• What you should do:
From the material below, copy out the lines starting at the one with "legend: Overall videos" and ending after the one with "403, 1324, 417]". Change every "data-point" to "data-dot", keep everything else the same, and give only those lines.
+++ Records for the task +++
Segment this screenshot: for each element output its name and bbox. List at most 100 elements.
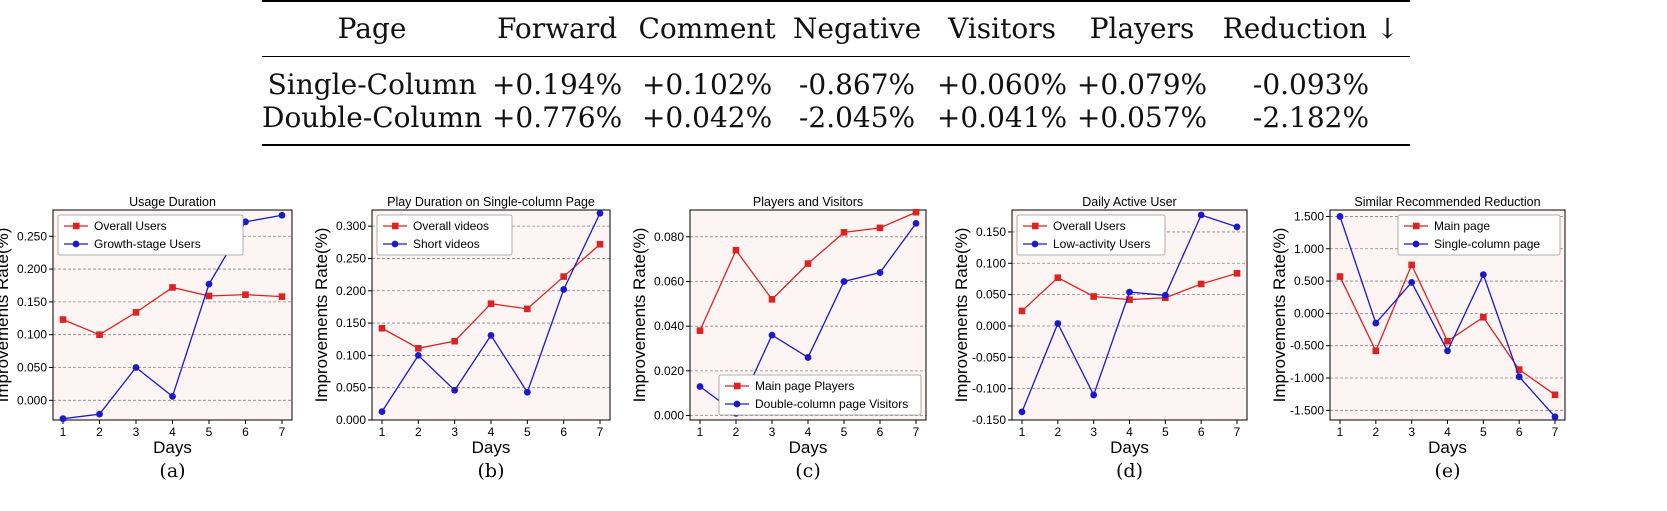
legend: Overall videos Short videos	[376, 214, 513, 256]
data-point	[1090, 391, 1098, 399]
data-point	[1336, 273, 1344, 280]
data-point	[560, 286, 568, 293]
x-tick-label: 3	[1408, 425, 1415, 439]
x-tick-label: 5	[524, 425, 531, 439]
data-point	[912, 208, 920, 216]
y-tick-label: 0.150	[336, 316, 366, 330]
x-tick-label: 2	[733, 425, 740, 439]
x-tick-label: 7	[1234, 425, 1241, 439]
x-tick-label: 4	[1126, 425, 1133, 439]
data-point	[1444, 337, 1451, 345]
table-cell: -2.182%	[1252, 100, 1370, 134]
x-tick-label: 4	[805, 425, 812, 439]
legend-box	[1397, 214, 1561, 256]
data-point	[278, 211, 286, 219]
data-point	[1515, 366, 1523, 373]
y-tick-label: 0.060	[654, 274, 684, 288]
table-header-0: Page	[337, 12, 407, 46]
x-axis-label: Days	[789, 438, 828, 457]
panel-label: (a)	[159, 460, 185, 482]
data-point	[840, 278, 848, 285]
legend-marker	[1412, 240, 1420, 248]
y-tick-label: 0.200	[17, 262, 47, 276]
plot-frame	[1011, 209, 1248, 421]
chart-title: Similar Recommended Reduction	[1354, 195, 1540, 209]
legend-label: Double-column page Visitors	[755, 397, 908, 411]
data-point	[1090, 293, 1097, 300]
x-tick-label: 5	[1162, 425, 1169, 439]
legend-label: Growth-stage Users	[94, 237, 201, 251]
legend-box	[57, 214, 244, 256]
table-row: Double-Column +0.776% +0.042% -2.045% +0.041…	[262, 101, 1410, 145]
y-tick-label: -1.500	[1290, 403, 1324, 417]
chart-panel-3: 0.000 0.020 0.040 0.060 0.080 1 2 3 4 5 6 7 Players …	[630, 195, 927, 482]
legend-box	[1016, 214, 1166, 256]
data-point	[1372, 347, 1380, 355]
x-tick-label: 5	[206, 425, 213, 439]
legend: Overall Users Low-activity Users	[1016, 214, 1166, 256]
table-header-4: Visitors	[948, 12, 1056, 46]
plot-frame	[689, 209, 927, 421]
x-tick-label: 6	[1516, 425, 1523, 439]
x-tick-label: 2	[96, 425, 103, 439]
y-tick-label: 0.000	[654, 409, 684, 423]
legend-box	[718, 374, 922, 416]
data-point	[912, 220, 920, 227]
data-point	[1054, 320, 1062, 327]
x-axis-label: Days	[1110, 438, 1149, 457]
legend-marker	[733, 400, 741, 408]
x-tick-label: 7	[913, 425, 920, 439]
data-point	[205, 280, 213, 288]
legend-label: Single-column page	[1434, 237, 1540, 251]
table-row-label: Single-Column	[267, 67, 477, 101]
x-tick-label: 4	[1444, 425, 1451, 439]
y-tick-label: 0.020	[654, 364, 684, 378]
results-table: Page Forward Comment Negative Visitors Player…	[262, 0, 1410, 146]
y-tick-label: 0.040	[654, 319, 684, 333]
legend-marker	[391, 240, 399, 248]
data-point	[278, 293, 286, 300]
data-point	[169, 392, 176, 400]
table-cell: +0.102%	[641, 67, 773, 101]
legend: Main page Players Double-column page Visi…	[718, 374, 922, 416]
data-point	[732, 246, 740, 254]
y-tick-label: 0.000	[976, 319, 1006, 333]
y-tick-label: 0.100	[976, 256, 1006, 270]
chart-title: Daily Active User	[1082, 195, 1176, 209]
table-row: Single-Column +0.194% +0.102% -0.867% +0.060…	[262, 56, 1410, 101]
table-header-3: Negative	[792, 12, 922, 46]
chart-title: Players and Visitors	[753, 195, 863, 209]
data-point	[59, 415, 67, 423]
data-point	[1551, 413, 1559, 421]
table-cell: +0.042%	[641, 100, 773, 134]
y-tick-label: 0.250	[17, 229, 47, 243]
data-point	[1233, 223, 1241, 231]
data-point	[804, 354, 812, 361]
y-axis-label: Improvements Rate(%)	[312, 228, 331, 403]
y-tick-label: 0.300	[336, 219, 366, 233]
y-tick-label: -0.050	[972, 350, 1006, 364]
data-point	[205, 292, 213, 300]
x-tick-label: 1	[1337, 425, 1344, 439]
data-point	[768, 296, 776, 303]
y-tick-label: 0.000	[336, 413, 366, 427]
plot-frame	[52, 209, 293, 421]
chart-panel-2: 0.000 0.050 0.100 0.150 0.200 0.250 0.300 1 2 3 4 5…	[312, 195, 611, 482]
data-point	[1197, 280, 1205, 288]
y-axis-label: Improvements Rate(%)	[0, 228, 12, 403]
y-tick-label: 1.500	[1294, 209, 1324, 223]
x-axis-label: Days	[153, 438, 192, 457]
x-tick-label: 2	[1372, 425, 1379, 439]
data-point	[1018, 307, 1026, 315]
data-point	[415, 344, 422, 352]
data-point	[1479, 271, 1487, 279]
y-tick-label: 0.050	[976, 288, 1006, 302]
data-point	[523, 388, 531, 396]
x-axis-label: Days	[472, 438, 511, 457]
data-point	[1408, 278, 1416, 286]
results-table-container: Page Forward Comment Negative Visitors Player…	[262, 0, 1410, 146]
y-tick-label: -0.150	[972, 413, 1006, 427]
data-point	[596, 209, 604, 217]
y-tick-label: -1.000	[1290, 371, 1324, 385]
legend-marker	[72, 240, 80, 248]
+++
• The answer:
legend: Overall videos Short videos	[376, 214, 513, 256]
data-dot	[1090, 391, 1098, 399]
data-dot	[1336, 273, 1344, 280]
data-dot	[560, 286, 568, 293]
x-tick-label: 3	[1408, 425, 1415, 439]
x-tick-label: 5	[524, 425, 531, 439]
data-dot	[912, 208, 920, 216]
y-tick-label: 0.150	[336, 316, 366, 330]
x-tick-label: 2	[733, 425, 740, 439]
x-tick-label: 7	[1234, 425, 1241, 439]
x-tick-label: 4	[1126, 425, 1133, 439]
data-dot	[1444, 337, 1451, 345]
table-cell: -2.182%	[1252, 100, 1370, 134]
x-tick-label: 4	[805, 425, 812, 439]
legend-box	[1397, 214, 1561, 256]
data-dot	[278, 211, 286, 219]
data-dot	[1515, 366, 1523, 373]
y-tick-label: 0.060	[654, 274, 684, 288]
table-header-0: Page	[337, 12, 407, 46]
x-axis-label: Days	[789, 438, 828, 457]
panel-label: (a)	[159, 460, 185, 482]
data-dot	[840, 278, 848, 285]
legend-marker	[1412, 240, 1420, 248]
y-tick-label: 0.200	[17, 262, 47, 276]
plot-frame	[1011, 209, 1248, 421]
chart-title: Similar Recommended Reduction	[1354, 195, 1540, 209]
legend-label: Double-column page Visitors	[755, 397, 908, 411]
data-dot	[1090, 293, 1097, 300]
x-tick-label: 5	[1162, 425, 1169, 439]
legend-label: Growth-stage Users	[94, 237, 201, 251]
legend-box	[57, 214, 244, 256]
table-row: Double-Column +0.776% +0.042% -2.045% +0.041…	[262, 101, 1410, 145]
y-tick-label: -1.500	[1290, 403, 1324, 417]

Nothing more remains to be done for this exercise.